● TASK DIRECTIONS
Your answer should be a single number: the count of lines containing "using".

════════════════════

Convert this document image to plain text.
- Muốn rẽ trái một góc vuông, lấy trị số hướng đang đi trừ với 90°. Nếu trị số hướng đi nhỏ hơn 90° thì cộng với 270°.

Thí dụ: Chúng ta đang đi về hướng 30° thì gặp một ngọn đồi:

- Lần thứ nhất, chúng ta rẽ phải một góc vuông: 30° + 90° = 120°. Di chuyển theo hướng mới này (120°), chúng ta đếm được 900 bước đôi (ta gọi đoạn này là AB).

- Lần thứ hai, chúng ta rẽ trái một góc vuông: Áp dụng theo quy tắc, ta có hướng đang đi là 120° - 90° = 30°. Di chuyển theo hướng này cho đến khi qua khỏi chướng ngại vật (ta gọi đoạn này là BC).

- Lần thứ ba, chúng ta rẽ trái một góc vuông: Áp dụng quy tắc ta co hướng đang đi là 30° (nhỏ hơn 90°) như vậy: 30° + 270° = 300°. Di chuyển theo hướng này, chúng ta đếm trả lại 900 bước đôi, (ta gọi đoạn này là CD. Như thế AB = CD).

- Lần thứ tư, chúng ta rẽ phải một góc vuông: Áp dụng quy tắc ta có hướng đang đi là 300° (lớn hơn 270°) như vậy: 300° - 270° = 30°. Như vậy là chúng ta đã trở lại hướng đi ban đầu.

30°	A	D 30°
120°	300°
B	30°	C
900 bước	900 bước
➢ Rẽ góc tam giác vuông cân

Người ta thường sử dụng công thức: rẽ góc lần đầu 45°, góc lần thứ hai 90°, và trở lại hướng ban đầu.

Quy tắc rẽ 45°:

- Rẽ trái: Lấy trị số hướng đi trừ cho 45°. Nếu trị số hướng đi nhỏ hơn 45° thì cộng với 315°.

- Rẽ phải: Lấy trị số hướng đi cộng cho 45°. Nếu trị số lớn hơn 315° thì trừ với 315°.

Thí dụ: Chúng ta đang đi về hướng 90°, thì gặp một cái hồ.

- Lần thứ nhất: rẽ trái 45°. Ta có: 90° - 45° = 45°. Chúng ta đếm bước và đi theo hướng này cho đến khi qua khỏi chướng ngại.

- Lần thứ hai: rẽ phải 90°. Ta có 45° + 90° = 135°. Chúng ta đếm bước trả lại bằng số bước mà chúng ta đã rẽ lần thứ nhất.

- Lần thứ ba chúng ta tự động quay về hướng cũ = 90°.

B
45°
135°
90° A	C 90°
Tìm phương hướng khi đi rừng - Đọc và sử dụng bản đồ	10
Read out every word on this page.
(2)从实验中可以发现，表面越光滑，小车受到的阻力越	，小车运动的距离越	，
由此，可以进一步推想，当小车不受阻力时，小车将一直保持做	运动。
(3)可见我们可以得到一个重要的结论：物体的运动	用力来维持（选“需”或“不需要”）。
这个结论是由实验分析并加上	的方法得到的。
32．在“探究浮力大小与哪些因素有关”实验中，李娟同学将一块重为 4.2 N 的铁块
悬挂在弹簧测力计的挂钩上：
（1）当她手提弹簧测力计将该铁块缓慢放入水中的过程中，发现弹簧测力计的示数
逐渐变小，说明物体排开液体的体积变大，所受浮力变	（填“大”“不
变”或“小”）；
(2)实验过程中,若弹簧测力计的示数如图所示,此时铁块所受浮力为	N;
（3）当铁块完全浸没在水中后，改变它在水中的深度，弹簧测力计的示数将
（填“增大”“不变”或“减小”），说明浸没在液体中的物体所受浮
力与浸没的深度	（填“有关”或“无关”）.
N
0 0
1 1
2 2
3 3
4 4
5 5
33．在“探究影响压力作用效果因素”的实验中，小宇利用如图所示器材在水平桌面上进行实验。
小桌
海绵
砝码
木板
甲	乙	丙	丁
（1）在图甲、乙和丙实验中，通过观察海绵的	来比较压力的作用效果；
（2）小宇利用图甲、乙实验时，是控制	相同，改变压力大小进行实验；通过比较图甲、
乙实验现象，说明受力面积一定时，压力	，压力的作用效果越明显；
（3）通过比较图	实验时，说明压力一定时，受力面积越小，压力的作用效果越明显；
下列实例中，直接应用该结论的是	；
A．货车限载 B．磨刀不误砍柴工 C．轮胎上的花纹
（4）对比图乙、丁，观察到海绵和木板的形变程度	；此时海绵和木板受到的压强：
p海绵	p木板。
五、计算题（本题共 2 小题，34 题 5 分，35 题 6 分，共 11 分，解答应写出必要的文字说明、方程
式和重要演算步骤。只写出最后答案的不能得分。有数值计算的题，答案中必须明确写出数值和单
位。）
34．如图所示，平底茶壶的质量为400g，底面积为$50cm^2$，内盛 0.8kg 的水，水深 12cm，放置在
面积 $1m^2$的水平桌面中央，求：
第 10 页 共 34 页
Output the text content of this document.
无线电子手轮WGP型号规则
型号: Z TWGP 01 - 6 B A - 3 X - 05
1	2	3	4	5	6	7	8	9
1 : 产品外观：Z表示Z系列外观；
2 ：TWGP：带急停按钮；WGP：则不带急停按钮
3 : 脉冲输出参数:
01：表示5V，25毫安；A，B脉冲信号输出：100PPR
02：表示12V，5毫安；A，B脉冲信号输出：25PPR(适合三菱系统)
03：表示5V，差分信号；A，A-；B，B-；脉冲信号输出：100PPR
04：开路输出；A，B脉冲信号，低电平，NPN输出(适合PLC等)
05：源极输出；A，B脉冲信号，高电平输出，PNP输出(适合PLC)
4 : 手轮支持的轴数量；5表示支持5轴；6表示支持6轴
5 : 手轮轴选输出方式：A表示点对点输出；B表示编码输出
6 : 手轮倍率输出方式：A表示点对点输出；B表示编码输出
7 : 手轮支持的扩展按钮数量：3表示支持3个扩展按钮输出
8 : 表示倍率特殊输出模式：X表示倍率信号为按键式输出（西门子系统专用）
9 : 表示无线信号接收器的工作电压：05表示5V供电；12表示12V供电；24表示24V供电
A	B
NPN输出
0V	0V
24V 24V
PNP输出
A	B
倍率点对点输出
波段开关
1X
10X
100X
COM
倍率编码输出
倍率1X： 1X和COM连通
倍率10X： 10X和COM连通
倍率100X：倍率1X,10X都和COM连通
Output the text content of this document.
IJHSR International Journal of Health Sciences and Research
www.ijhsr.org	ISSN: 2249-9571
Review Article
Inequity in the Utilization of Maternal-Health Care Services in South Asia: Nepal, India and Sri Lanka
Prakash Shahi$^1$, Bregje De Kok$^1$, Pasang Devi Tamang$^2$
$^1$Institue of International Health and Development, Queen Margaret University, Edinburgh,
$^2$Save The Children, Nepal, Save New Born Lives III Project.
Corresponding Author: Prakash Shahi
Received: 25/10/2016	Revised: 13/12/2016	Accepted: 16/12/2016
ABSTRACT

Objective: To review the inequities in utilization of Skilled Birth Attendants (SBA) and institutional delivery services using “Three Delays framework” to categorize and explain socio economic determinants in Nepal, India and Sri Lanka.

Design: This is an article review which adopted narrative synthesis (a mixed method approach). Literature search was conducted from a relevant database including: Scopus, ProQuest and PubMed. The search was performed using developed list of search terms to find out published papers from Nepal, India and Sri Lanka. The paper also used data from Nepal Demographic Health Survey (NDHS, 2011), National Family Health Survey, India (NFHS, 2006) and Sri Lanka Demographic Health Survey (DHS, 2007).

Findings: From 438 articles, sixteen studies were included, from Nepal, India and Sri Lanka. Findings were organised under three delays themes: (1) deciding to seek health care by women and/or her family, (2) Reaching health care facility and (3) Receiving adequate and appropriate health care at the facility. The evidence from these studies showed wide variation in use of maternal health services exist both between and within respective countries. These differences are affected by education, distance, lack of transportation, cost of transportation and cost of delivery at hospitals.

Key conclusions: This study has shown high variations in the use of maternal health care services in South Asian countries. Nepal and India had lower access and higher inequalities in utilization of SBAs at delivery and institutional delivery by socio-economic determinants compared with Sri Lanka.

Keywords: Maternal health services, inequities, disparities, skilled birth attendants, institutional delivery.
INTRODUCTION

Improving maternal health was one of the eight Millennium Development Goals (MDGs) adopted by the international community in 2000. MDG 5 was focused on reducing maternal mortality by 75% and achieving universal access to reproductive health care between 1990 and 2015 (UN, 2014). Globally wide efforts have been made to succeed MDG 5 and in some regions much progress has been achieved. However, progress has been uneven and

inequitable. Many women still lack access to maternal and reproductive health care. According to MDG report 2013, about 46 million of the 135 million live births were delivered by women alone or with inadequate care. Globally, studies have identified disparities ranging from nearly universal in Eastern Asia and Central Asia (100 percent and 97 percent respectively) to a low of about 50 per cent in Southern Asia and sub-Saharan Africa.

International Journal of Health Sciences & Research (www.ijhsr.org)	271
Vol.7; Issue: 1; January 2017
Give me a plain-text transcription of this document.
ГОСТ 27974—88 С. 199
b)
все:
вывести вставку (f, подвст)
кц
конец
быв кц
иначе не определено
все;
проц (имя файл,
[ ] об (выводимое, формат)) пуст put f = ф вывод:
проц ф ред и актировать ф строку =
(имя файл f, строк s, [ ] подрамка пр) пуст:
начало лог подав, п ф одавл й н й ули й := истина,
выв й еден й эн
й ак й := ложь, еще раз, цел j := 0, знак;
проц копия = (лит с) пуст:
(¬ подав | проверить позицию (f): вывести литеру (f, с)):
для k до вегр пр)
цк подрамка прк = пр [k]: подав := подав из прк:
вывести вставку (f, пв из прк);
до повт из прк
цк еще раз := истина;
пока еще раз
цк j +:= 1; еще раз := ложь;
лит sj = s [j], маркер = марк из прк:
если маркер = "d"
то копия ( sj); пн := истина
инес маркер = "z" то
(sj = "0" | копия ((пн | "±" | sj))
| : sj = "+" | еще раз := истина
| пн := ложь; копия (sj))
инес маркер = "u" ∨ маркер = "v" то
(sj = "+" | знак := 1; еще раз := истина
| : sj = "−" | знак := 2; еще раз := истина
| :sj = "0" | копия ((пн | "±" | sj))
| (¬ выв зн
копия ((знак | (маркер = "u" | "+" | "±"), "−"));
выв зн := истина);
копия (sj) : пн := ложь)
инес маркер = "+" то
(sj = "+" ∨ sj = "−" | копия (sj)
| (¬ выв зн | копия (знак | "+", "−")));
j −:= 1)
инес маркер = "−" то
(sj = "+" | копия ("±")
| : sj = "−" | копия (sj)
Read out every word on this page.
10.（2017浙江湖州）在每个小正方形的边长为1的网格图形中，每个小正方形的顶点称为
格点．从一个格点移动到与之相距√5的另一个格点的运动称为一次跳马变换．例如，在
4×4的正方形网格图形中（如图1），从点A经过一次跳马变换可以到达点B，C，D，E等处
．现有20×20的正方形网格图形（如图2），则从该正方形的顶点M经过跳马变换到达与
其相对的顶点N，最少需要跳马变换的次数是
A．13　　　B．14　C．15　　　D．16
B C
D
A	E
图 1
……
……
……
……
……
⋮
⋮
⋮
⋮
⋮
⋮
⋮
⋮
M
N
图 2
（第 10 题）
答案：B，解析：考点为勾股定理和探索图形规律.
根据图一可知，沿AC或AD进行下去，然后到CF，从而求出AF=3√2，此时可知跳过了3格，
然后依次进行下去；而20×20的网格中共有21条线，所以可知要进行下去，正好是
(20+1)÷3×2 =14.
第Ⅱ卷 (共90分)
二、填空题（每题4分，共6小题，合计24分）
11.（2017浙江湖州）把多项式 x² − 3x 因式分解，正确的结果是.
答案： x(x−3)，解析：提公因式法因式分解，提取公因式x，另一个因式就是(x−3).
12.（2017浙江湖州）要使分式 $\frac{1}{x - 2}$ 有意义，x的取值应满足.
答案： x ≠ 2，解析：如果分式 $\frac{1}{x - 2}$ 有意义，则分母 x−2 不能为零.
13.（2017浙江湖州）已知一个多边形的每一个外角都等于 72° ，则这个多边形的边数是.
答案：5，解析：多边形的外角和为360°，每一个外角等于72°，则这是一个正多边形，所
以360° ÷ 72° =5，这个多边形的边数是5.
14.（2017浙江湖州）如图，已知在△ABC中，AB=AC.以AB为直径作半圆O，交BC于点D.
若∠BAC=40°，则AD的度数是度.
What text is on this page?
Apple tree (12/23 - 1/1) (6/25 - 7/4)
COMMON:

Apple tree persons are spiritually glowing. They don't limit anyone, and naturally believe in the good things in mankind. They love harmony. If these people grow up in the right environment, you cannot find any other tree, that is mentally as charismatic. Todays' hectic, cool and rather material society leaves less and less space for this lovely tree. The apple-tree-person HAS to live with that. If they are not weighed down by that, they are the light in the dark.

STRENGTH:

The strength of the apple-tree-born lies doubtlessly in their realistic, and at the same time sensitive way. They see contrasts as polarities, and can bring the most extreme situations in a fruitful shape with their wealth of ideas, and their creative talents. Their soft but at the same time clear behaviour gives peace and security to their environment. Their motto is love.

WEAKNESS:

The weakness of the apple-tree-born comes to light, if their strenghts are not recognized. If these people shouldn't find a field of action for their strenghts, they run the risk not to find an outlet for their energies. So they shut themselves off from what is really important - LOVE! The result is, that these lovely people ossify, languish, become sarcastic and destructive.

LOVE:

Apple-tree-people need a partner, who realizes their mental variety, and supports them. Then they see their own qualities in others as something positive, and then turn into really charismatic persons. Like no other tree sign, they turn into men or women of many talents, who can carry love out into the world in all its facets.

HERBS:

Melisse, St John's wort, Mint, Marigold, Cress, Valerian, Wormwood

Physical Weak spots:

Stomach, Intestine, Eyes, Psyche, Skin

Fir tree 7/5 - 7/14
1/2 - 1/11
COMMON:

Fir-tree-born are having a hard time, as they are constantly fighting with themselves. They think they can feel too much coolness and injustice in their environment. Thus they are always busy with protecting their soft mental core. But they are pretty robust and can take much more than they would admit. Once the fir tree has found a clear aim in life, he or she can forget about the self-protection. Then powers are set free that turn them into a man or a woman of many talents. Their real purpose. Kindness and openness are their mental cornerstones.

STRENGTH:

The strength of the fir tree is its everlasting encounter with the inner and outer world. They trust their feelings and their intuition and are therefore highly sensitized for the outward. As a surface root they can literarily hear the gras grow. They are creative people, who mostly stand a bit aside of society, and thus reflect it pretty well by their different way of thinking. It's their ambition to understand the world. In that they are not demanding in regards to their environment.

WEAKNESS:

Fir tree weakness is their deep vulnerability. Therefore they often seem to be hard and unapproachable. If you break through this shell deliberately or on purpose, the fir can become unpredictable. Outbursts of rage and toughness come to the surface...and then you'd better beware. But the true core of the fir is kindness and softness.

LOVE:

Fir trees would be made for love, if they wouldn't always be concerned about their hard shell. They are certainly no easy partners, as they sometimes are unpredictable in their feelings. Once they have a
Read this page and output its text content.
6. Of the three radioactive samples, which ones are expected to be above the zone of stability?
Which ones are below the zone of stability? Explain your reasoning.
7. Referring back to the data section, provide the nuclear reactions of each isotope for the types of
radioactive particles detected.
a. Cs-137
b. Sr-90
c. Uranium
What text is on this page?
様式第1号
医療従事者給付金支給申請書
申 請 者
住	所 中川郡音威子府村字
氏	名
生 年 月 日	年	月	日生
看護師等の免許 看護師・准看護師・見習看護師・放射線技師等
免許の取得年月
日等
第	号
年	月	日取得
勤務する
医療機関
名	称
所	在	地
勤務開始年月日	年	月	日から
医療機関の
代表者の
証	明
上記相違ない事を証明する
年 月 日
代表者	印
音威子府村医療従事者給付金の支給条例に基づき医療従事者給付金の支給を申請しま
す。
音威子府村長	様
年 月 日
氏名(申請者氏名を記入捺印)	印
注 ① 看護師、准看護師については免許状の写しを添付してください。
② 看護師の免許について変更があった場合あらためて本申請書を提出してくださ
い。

════════════════════

● SOLUTION TO THIS EXERCISE
2